__Entries from a visual dataset__:

========================================

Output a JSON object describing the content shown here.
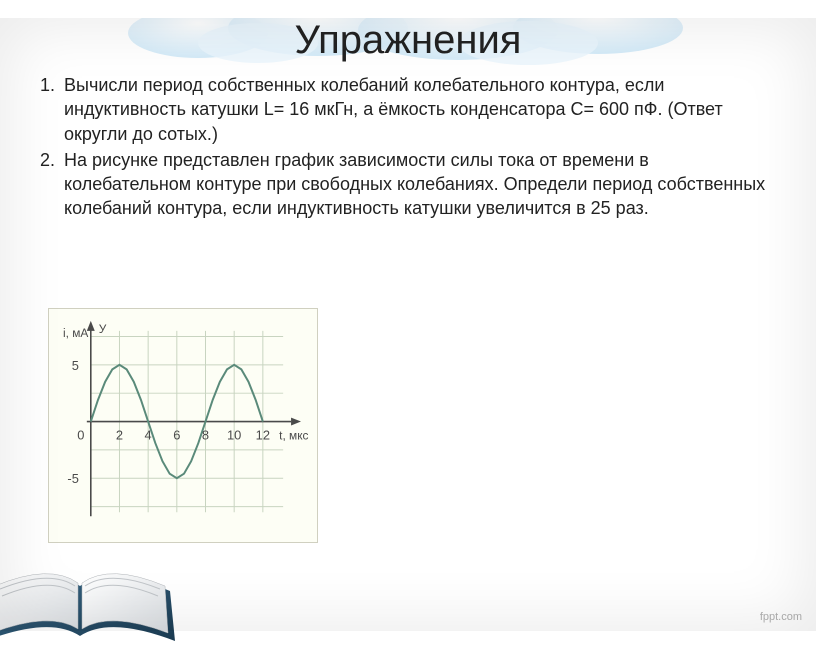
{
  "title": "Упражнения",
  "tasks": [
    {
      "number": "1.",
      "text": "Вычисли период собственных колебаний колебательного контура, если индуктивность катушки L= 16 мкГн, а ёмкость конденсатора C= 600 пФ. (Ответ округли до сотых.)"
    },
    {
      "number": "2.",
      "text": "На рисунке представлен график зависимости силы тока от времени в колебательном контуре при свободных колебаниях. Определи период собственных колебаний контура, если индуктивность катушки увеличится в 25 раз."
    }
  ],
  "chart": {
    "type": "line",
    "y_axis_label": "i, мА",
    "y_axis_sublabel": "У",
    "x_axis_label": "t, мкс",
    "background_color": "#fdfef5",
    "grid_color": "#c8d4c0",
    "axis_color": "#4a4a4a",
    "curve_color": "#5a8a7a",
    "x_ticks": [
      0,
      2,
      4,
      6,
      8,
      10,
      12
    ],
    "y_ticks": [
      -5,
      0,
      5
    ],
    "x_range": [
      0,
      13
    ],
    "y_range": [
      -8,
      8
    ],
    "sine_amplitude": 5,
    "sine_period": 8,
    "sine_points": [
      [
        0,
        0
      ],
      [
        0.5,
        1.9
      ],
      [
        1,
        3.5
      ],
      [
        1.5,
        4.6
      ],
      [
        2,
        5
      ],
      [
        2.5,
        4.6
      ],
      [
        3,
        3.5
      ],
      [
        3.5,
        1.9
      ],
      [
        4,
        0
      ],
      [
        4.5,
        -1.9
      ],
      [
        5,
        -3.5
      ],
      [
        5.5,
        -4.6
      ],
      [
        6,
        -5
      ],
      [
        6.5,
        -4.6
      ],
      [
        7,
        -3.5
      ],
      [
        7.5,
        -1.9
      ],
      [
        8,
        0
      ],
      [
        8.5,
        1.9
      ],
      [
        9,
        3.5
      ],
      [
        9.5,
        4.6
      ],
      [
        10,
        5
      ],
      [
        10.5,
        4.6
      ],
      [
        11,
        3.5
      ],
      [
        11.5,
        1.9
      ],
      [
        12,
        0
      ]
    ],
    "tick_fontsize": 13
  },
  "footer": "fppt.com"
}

========================================

__Task directions__:
State the number of lines above that hold the string "контура", with nothing added.

__The output__:
2